──────── Extracted records ────────

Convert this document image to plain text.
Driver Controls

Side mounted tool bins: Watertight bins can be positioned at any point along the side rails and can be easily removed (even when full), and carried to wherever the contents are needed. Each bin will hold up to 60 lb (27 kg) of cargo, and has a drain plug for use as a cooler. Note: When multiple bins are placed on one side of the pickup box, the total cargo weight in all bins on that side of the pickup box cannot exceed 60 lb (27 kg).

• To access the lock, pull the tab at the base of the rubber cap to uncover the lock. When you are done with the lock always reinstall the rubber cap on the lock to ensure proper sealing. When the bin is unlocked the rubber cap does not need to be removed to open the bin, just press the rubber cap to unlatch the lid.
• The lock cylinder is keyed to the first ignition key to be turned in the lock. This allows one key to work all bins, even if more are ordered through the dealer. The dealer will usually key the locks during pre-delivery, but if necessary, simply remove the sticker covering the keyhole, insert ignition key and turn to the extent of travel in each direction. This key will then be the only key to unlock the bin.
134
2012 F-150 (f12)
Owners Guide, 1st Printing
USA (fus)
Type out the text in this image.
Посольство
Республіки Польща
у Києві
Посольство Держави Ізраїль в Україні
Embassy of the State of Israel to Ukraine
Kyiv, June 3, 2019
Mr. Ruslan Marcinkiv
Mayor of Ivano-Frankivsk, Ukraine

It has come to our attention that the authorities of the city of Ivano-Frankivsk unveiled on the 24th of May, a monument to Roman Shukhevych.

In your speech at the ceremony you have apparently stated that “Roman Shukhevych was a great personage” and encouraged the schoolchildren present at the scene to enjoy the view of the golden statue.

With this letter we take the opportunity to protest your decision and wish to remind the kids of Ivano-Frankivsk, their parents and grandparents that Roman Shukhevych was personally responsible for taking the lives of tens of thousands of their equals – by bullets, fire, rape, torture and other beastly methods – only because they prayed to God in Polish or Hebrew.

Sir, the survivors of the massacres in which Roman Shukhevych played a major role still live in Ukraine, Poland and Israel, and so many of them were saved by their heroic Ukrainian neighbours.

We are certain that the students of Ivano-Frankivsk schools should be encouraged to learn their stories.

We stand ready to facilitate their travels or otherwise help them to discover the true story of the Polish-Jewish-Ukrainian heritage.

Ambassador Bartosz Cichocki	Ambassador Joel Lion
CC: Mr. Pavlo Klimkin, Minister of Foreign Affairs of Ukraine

────────

§ **What you need to do**:
Count how many lines in the data above hold the string "removed", and give the number with no other words.

§ **Solved problem**:
2